Auteur : Yellow Tanabe
Éditeur : Pika
Nombre de volumes au Japon : 35 (terminée, snif)
Nombre de volumes en francophonie : 30 (en cours)
Rythme de parution : ??? Bonne question
Traducteur : Sylvain Chollet (tome 1 à 23), Basile Krasnopolsky (tome 24 à 27), Emmanuel Bonavita (tomes 28 -)
Sumimura Yoshimori et sa voisine Yukimura Tokine sont en cours la journée et chasseurs de créatures surnaturelles la nuit. Une rivalité ancestrale déchire leur famille. L'héritage de la lignée de Kekkaishi est en jeu. Les dignes héritiers sont tenus de protéger le château des seigneurs Karasumori.
Deux possibilités : soit lire le dossier qui reprend de façon plus ou moins exhaustive les points forts de la série, soit lire le résumé qui se trouve juste en dessous du lien du dossier. Dans les deux cas, la force de Kekkaishi y est apparent, c'est le principal.
Il est difficile de complètement réinventer le genre shônen-baston. Certains tirent leur épingle du jeu en proposant un monde gigantesque et inédit, afin de faire rêver le lecteur. D’autres proposent des combats incessants, ce qui créent une sorte de chantage, parce qu’on veut quand même savoir comment ça finit, même si ça devient super nul et que ça se prend super au sérieux. Certains essayent de nous faire miroiter une grande intrigue, afin de cacher les énormes ficelles du genre. Et d’autres n’essayent pas d’innover, nous mettent une bonne couche de combat, mais font ça avec tellement de sincérité et de passions qu’on ne peut que trouver ça prenant.

■ **CONSIGNES**
• A. Reproduisez fidèlement un passage du texte sur Kekkaishi, en commençant par « Sumimura Yoshimori et » et en poursuivant jusqu'à « c'est le principal. ».
• B. D'après le texte sur Kekkaishi, répondez aux questions suivantes :
(i) Quel éditeur publie la série ?
(ii) Combien de volumes compte la série au Japon ?
(iii) Quel château les héritiers doivent-ils protéger ?

■ **DONNÉES FOURNIES**
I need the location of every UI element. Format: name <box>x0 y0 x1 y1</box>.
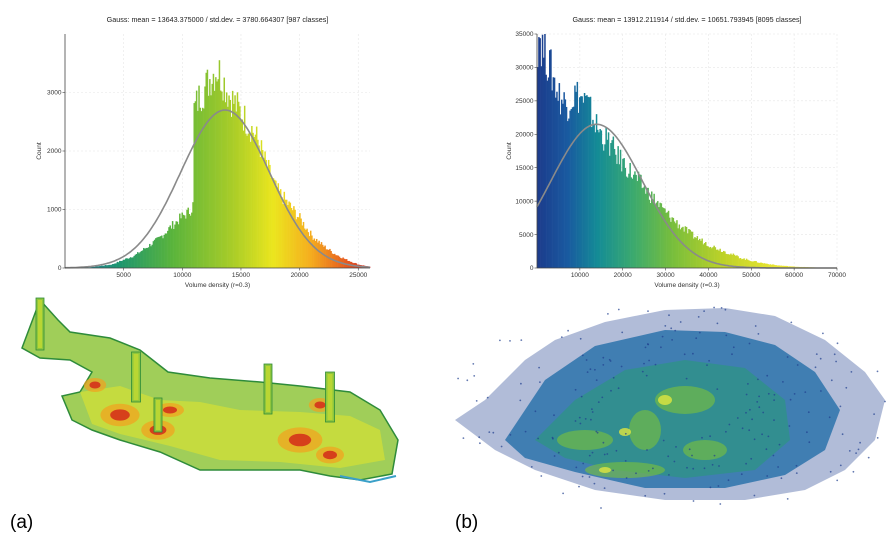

==

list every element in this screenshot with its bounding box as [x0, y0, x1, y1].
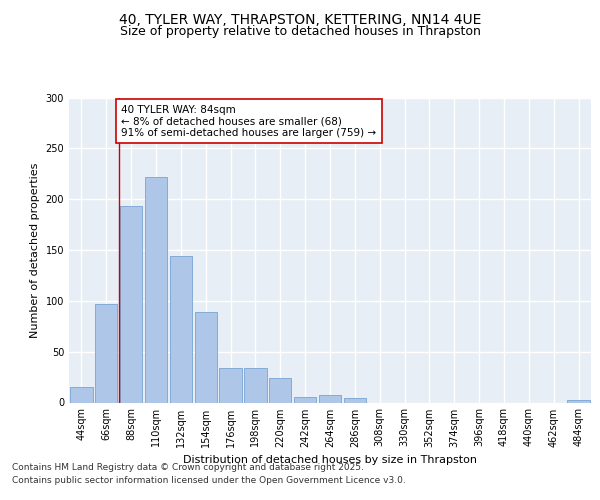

■ **RÉPONSES**
• A.
Sumimura Yoshimori et sa voisine Yukimura Tokine sont en cours la journée et chasseurs de créatures surnaturelles la nuit. Une rivalité ancestrale déchire leur famille. L'héritage de la lignée de Kekkaishi est en jeu. Les dignes héritiers sont tenus de protéger le château des seigneurs Karasumori.
Deux possibilités : soit lire le dossier qui reprend de façon plus ou moins exhaustive les points forts de la série, soit lire le résumé qui se trouve juste en dessous du lien du dossier. Dans les deux cas, la force de Kekkaishi y est apparent, c'est le principal.

• B.
(i) Pika
(ii) 35
(iii) Le château des seigneurs Karasumori